---------- DATA ROWS

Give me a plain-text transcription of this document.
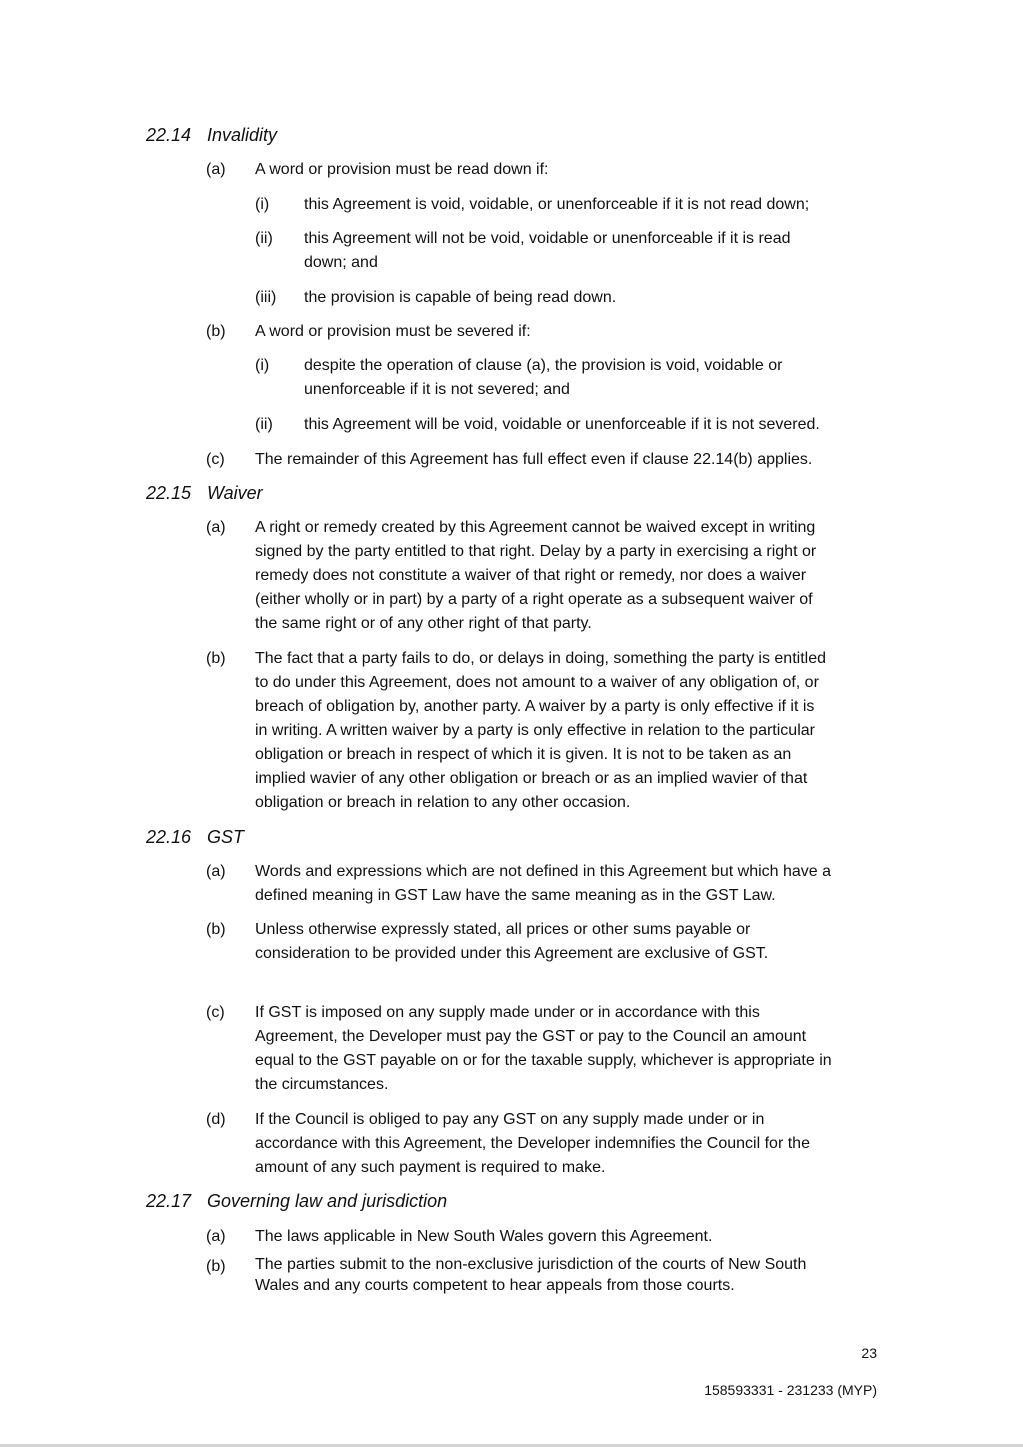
22.14 Invalidity
(a) A word or provision must be read down if:
(i) this Agreement is void, voidable, or unenforceable if it is not read down;
(ii) this Agreement will not be void, voidable or unenforceable if it is read
down; and
(iii) the provision is capable of being read down.
(b) A word or provision must be severed if:
(i) despite the operation of clause (a), the provision is void, voidable or
unenforceable if it is not severed; and
(ii) this Agreement will be void, voidable or unenforceable if it is not severed.
(c) The remainder of this Agreement has full effect even if clause 22.14(b) applies.
22.15 Waiver
(a) A right or remedy created by this Agreement cannot be waived except in writing
signed by the party entitled to that right. Delay by a party in exercising a right or
remedy does not constitute a waiver of that right or remedy, nor does a waiver
(either wholly or in part) by a party of a right operate as a subsequent waiver of
the same right or of any other right of that party.
(b) The fact that a party fails to do, or delays in doing, something the party is entitled
to do under this Agreement, does not amount to a waiver of any obligation of, or
breach of obligation by, another party. A waiver by a party is only effective if it is
in writing. A written waiver by a party is only effective in relation to the particular
obligation or breach in respect of which it is given. It is not to be taken as an
implied wavier of any other obligation or breach or as an implied wavier of that
obligation or breach in relation to any other occasion.
22.16 GST
(a) Words and expressions which are not defined in this Agreement but which have a
defined meaning in GST Law have the same meaning as in the GST Law.
(b) Unless otherwise expressly stated, all prices or other sums payable or
consideration to be provided under this Agreement are exclusive of GST.
(c) If GST is imposed on any supply made under or in accordance with this
Agreement, the Developer must pay the GST or pay to the Council an amount
equal to the GST payable on or for the taxable supply, whichever is appropriate in
the circumstances.
(d) If the Council is obliged to pay any GST on any supply made under or in
accordance with this Agreement, the Developer indemnifies the Council for the
amount of any such payment is required to make.
22.17 Governing law and jurisdiction
(a) The laws applicable in New South Wales govern this Agreement.
(b) The parties submit to the non-exclusive jurisdiction of the courts of New South
Wales and any courts competent to hear appeals from those courts.
23
158593331 - 231233 (MYP)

--------------------

▸ REQUIREMENT: Look through the listing above. Pick out each line with "supply" and copy it.

▸ COMPLETE OUTPUT:
(c) If GST is imposed on any supply made under or in accordance with this
equal to the GST payable on or for the taxable supply, whichever is appropriate in
(d) If the Council is obliged to pay any GST on any supply made under or in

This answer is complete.